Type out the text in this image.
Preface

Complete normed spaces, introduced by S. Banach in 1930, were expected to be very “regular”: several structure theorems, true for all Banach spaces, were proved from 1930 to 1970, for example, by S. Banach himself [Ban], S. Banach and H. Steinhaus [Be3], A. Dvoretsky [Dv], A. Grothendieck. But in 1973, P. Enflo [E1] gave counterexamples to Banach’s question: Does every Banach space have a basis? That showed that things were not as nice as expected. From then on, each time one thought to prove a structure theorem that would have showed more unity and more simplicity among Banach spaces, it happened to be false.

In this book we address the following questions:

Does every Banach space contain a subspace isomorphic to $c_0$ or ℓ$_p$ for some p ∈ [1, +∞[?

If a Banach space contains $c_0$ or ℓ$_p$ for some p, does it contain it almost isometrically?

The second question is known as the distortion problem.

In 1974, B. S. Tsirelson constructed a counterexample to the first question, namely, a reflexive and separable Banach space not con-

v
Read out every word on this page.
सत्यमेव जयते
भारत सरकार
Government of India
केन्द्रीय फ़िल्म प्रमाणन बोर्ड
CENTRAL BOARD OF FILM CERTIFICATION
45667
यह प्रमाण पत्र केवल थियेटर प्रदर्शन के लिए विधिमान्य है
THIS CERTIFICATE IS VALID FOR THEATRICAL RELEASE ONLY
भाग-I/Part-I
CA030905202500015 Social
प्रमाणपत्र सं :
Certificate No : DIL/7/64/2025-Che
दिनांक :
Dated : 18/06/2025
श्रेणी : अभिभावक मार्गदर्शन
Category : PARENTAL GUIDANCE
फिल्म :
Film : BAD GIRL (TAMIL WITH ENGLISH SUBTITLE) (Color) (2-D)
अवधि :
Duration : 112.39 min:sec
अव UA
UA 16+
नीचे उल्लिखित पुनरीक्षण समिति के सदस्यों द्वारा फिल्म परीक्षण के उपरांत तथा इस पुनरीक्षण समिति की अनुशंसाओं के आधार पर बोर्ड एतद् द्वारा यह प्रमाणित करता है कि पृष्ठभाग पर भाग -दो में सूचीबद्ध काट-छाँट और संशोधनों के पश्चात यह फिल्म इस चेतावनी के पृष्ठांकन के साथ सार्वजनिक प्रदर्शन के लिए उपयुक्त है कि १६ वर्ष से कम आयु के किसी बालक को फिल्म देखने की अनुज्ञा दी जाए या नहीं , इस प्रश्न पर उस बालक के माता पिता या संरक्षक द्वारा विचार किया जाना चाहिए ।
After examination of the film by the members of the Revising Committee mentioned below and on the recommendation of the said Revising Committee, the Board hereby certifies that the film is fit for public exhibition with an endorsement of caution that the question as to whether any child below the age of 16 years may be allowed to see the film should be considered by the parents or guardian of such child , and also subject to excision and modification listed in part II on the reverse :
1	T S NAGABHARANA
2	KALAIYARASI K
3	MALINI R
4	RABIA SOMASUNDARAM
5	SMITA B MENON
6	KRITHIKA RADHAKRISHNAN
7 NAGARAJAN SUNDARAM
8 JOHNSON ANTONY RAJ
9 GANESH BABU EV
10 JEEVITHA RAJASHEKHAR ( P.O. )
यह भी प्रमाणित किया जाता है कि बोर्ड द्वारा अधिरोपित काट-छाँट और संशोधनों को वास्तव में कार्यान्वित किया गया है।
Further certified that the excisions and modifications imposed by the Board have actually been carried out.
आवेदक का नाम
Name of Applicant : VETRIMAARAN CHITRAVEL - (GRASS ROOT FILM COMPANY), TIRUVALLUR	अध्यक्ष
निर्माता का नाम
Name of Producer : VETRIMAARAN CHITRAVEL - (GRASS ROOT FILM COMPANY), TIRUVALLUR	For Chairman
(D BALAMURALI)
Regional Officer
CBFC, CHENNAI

== == ==

What is the number of lines in the listing that include the word "ROOT"? Give that number and nothing else.

2